#### TASK TO COMPLETE
Nothing in the records below should be altered when they are retyped.
↓↓↓
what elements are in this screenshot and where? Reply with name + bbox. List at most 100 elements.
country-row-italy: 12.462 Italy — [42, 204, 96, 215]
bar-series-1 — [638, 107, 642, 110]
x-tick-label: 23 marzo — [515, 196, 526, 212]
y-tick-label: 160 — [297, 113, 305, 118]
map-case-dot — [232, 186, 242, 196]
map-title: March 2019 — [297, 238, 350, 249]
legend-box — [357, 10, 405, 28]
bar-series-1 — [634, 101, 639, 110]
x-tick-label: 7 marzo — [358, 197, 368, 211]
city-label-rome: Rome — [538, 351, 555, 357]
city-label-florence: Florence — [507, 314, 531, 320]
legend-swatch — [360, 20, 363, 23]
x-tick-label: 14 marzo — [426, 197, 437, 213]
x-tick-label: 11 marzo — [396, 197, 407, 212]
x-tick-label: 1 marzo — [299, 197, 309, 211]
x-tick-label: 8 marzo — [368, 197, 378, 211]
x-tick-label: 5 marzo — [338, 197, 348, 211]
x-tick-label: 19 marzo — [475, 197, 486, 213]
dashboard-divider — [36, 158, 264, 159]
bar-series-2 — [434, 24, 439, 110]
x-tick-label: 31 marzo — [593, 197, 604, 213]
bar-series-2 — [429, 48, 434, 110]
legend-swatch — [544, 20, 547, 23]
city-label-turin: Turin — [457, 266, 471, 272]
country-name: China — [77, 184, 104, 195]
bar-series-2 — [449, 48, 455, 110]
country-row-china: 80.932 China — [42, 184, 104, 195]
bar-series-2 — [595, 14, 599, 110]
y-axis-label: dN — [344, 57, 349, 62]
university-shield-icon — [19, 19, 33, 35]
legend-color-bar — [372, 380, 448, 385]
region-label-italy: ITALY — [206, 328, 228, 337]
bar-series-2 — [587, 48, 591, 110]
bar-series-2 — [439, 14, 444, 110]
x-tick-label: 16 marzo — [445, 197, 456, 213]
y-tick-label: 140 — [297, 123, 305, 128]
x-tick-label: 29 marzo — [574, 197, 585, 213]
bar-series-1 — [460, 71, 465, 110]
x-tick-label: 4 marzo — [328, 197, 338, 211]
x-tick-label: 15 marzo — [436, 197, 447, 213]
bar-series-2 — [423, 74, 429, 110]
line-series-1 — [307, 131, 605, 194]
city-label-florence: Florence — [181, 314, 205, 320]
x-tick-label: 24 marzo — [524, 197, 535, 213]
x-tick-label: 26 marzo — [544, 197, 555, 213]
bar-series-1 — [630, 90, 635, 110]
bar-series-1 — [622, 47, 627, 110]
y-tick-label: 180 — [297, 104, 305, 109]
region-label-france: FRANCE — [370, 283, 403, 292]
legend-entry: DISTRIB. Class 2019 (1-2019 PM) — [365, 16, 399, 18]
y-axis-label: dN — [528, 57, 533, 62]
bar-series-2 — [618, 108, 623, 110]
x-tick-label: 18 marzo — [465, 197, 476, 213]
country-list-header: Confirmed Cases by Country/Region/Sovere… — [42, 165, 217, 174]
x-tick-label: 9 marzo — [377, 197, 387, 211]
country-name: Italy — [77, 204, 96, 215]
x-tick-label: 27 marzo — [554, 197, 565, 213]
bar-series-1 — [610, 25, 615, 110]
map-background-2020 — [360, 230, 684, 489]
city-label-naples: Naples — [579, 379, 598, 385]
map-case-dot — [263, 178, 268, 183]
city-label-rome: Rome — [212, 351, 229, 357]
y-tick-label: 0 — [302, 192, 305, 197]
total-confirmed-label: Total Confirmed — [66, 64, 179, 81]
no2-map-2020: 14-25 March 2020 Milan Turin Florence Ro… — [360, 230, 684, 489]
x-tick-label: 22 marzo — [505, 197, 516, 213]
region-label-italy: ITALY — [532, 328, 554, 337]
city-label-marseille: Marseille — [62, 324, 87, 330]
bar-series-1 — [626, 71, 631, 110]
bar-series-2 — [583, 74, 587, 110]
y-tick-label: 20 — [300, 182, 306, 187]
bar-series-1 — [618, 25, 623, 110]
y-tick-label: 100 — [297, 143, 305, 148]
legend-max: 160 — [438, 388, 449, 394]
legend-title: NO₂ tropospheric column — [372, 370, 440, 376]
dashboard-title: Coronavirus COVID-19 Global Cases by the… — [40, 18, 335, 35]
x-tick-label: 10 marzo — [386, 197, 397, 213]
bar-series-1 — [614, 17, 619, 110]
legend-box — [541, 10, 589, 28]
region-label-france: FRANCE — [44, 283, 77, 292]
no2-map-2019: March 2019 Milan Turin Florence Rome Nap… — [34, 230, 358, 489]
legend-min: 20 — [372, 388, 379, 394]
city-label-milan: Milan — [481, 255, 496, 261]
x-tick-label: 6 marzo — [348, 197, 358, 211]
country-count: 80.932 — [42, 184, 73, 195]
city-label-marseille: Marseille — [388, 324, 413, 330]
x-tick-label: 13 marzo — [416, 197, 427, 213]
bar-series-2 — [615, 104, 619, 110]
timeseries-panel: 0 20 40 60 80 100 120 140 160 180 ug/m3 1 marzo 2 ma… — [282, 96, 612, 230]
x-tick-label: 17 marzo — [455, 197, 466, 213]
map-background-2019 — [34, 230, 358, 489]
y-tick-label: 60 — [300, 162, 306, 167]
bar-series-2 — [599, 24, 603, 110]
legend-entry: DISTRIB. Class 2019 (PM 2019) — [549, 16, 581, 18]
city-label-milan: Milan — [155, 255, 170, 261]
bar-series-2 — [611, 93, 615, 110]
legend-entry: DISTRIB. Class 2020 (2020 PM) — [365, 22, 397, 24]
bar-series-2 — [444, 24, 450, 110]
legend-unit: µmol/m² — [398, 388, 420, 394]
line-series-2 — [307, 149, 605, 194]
↑↑↑
#### ANSWER BELOW
what elements are in this screenshot and where? Reply with name + bbox. List at most 100 elements.
country-row-italy: 12.462 Italy — [42, 204, 96, 215]
bar-series-1 — [638, 107, 642, 110]
x-tick-label: 23 marzo — [515, 196, 526, 212]
y-tick-label: 160 — [297, 113, 305, 118]
map-case-dot — [232, 186, 242, 196]
map-title: March 2019 — [297, 238, 350, 249]
legend-box — [357, 10, 405, 28]
bar-series-1 — [634, 101, 639, 110]
x-tick-label: 7 marzo — [358, 197, 368, 211]
city-label-rome: Rome — [538, 351, 555, 357]
city-label-florence: Florence — [507, 314, 531, 320]
legend-swatch — [360, 20, 363, 23]
x-tick-label: 14 marzo — [426, 197, 437, 213]
x-tick-label: 11 marzo — [396, 197, 407, 212]
x-tick-label: 1 marzo — [299, 197, 309, 211]
x-tick-label: 8 marzo — [368, 197, 378, 211]
x-tick-label: 5 marzo — [338, 197, 348, 211]
x-tick-label: 19 marzo — [475, 197, 486, 213]
dashboard-divider — [36, 158, 264, 159]
bar-series-2 — [434, 24, 439, 110]
x-tick-label: 31 marzo — [593, 197, 604, 213]
bar-series-2 — [429, 48, 434, 110]
legend-swatch — [544, 20, 547, 23]
city-label-turin: Turin — [457, 266, 471, 272]
country-name: China — [77, 184, 104, 195]
bar-series-2 — [449, 48, 455, 110]
country-row-china: 80.932 China — [42, 184, 104, 195]
bar-series-2 — [595, 14, 599, 110]
y-axis-label: dN — [344, 57, 349, 62]
university-shield-icon — [19, 19, 33, 35]
legend-color-bar — [372, 380, 448, 385]
region-label-italy: ITALY — [206, 328, 228, 337]
bar-series-2 — [587, 48, 591, 110]
bar-series-2 — [439, 14, 444, 110]
x-tick-label: 16 marzo — [445, 197, 456, 213]
y-tick-label: 140 — [297, 123, 305, 128]
x-tick-label: 29 marzo — [574, 197, 585, 213]
bar-series-1 — [460, 71, 465, 110]
x-tick-label: 4 marzo — [328, 197, 338, 211]
x-tick-label: 15 marzo — [436, 197, 447, 213]
bar-series-2 — [423, 74, 429, 110]
line-series-1 — [307, 131, 605, 194]
city-label-florence: Florence — [181, 314, 205, 320]
x-tick-label: 24 marzo — [524, 197, 535, 213]
x-tick-label: 26 marzo — [544, 197, 555, 213]
bar-series-1 — [630, 90, 635, 110]
bar-series-1 — [622, 47, 627, 110]
y-tick-label: 180 — [297, 104, 305, 109]
region-label-france: FRANCE — [370, 283, 403, 292]
legend-entry: DISTRIB. Class 2019 (1-2019 PM) — [365, 16, 399, 18]
y-axis-label: dN — [528, 57, 533, 62]
bar-series-2 — [618, 108, 623, 110]
x-tick-label: 18 marzo — [465, 197, 476, 213]
country-list-header: Confirmed Cases by Country/Region/Sovere… — [42, 165, 217, 174]
x-tick-label: 9 marzo — [377, 197, 387, 211]
country-name: Italy — [77, 204, 96, 215]
x-tick-label: 27 marzo — [554, 197, 565, 213]
bar-series-1 — [610, 25, 615, 110]
map-background-2020 — [360, 230, 684, 489]
city-label-naples: Naples — [579, 379, 598, 385]
map-case-dot — [263, 178, 268, 183]
city-label-rome: Rome — [212, 351, 229, 357]
y-tick-label: 0 — [302, 192, 305, 197]
total-confirmed-label: Total Confirmed — [66, 64, 179, 81]
no2-map-2020: 14-25 March 2020 Milan Turin Florence Ro… — [360, 230, 684, 489]
x-tick-label: 22 marzo — [505, 197, 516, 213]
region-label-italy: ITALY — [532, 328, 554, 337]
city-label-marseille: Marseille — [62, 324, 87, 330]
bar-series-1 — [626, 71, 631, 110]
bar-series-2 — [583, 74, 587, 110]
y-tick-label: 20 — [300, 182, 306, 187]
bar-series-1 — [618, 25, 623, 110]
y-tick-label: 100 — [297, 143, 305, 148]
legend-max: 160 — [438, 388, 449, 394]
legend-title: NO₂ tropospheric column — [372, 370, 440, 376]
dashboard-title: Coronavirus COVID-19 Global Cases by the… — [40, 18, 335, 35]
x-tick-label: 10 marzo — [386, 197, 397, 213]
bar-series-1 — [614, 17, 619, 110]
legend-box — [541, 10, 589, 28]
region-label-france: FRANCE — [44, 283, 77, 292]
no2-map-2019: March 2019 Milan Turin Florence Rome Nap… — [34, 230, 358, 489]
legend-min: 20 — [372, 388, 379, 394]
city-label-milan: Milan — [481, 255, 496, 261]
x-tick-label: 6 marzo — [348, 197, 358, 211]
country-count: 80.932 — [42, 184, 73, 195]
city-label-marseille: Marseille — [388, 324, 413, 330]
x-tick-label: 13 marzo — [416, 197, 427, 213]
bar-series-2 — [615, 104, 619, 110]
timeseries-panel: 0 20 40 60 80 100 120 140 160 180 ug/m3 1 marzo 2 ma… — [282, 96, 612, 230]
x-tick-label: 17 marzo — [455, 197, 466, 213]
map-background-2019 — [34, 230, 358, 489]
y-tick-label: 60 — [300, 162, 306, 167]
bar-series-2 — [599, 24, 603, 110]
legend-entry: DISTRIB. Class 2019 (PM 2019) — [549, 16, 581, 18]
city-label-milan: Milan — [155, 255, 170, 261]
bar-series-2 — [611, 93, 615, 110]
legend-entry: DISTRIB. Class 2020 (2020 PM) — [365, 22, 397, 24]
bar-series-2 — [444, 24, 450, 110]
legend-unit: µmol/m² — [398, 388, 420, 394]
line-series-2 — [307, 149, 605, 194]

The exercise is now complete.